── DATASET EXCERPTS ──

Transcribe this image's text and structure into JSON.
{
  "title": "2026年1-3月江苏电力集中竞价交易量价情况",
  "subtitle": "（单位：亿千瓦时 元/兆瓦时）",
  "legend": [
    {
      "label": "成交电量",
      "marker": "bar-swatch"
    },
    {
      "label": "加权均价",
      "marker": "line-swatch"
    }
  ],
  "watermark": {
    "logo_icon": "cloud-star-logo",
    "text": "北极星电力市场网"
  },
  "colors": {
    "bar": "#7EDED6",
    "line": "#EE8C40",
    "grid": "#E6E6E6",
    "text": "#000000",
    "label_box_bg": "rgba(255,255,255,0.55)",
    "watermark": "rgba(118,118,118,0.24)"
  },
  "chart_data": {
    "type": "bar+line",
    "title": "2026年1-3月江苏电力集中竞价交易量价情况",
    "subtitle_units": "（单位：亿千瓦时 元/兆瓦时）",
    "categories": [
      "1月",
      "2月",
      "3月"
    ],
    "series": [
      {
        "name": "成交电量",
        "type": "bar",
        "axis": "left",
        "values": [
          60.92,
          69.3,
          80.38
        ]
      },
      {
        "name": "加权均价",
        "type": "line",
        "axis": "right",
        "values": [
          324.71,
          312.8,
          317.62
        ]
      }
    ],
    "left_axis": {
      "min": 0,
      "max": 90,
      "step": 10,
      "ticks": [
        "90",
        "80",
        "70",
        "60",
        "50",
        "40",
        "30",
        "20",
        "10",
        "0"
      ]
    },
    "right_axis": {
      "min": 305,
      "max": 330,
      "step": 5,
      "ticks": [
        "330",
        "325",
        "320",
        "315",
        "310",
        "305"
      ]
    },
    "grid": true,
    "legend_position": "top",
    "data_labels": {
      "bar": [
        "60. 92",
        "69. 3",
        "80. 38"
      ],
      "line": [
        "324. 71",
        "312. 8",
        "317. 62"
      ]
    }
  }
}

───

REQUIREMENT: All of the data must be returned exactly.

THE RESULT:
Transcribe this image's text and structure into JSON.
{
  "title": "2026年1-3月江苏电力集中竞价交易量价情况",
  "subtitle": "（单位：亿千瓦时 元/兆瓦时）",
  "legend": [
    {
      "label": "成交电量",
      "marker": "bar-swatch"
    },
    {
      "label": "加权均价",
      "marker": "line-swatch"
    }
  ],
  "watermark": {
    "logo_icon": "cloud-star-logo",
    "text": "北极星电力市场网"
  },
  "colors": {
    "bar": "#7EDED6",
    "line": "#EE8C40",
    "grid": "#E6E6E6",
    "text": "#000000",
    "label_box_bg": "rgba(255,255,255,0.55)",
    "watermark": "rgba(118,118,118,0.24)"
  },
  "chart_data": {
    "type": "bar+line",
    "title": "2026年1-3月江苏电力集中竞价交易量价情况",
    "subtitle_units": "（单位：亿千瓦时 元/兆瓦时）",
    "categories": [
      "1月",
      "2月",
      "3月"
    ],
    "series": [
      {
        "name": "成交电量",
        "type": "bar",
        "axis": "left",
        "values": [
          60.92,
          69.3,
          80.38
        ]
      },
      {
        "name": "加权均价",
        "type": "line",
        "axis": "right",
        "values": [
          324.71,
          312.8,
          317.62
        ]
      }
    ],
    "left_axis": {
      "min": 0,
      "max": 90,
      "step": 10,
      "ticks": [
        "90",
        "80",
        "70",
        "60",
        "50",
        "40",
        "30",
        "20",
        "10",
        "0"
      ]
    },
    "right_axis": {
      "min": 305,
      "max": 330,
      "step": 5,
      "ticks": [
        "330",
        "325",
        "320",
        "315",
        "310",
        "305"
      ]
    },
    "grid": true,
    "legend_position": "top",
    "data_labels": {
      "bar": [
        "60. 92",
        "69. 3",
        "80. 38"
      ],
      "line": [
        "324. 71",
        "312. 8",
        "317. 62"
      ]
    }
  }
}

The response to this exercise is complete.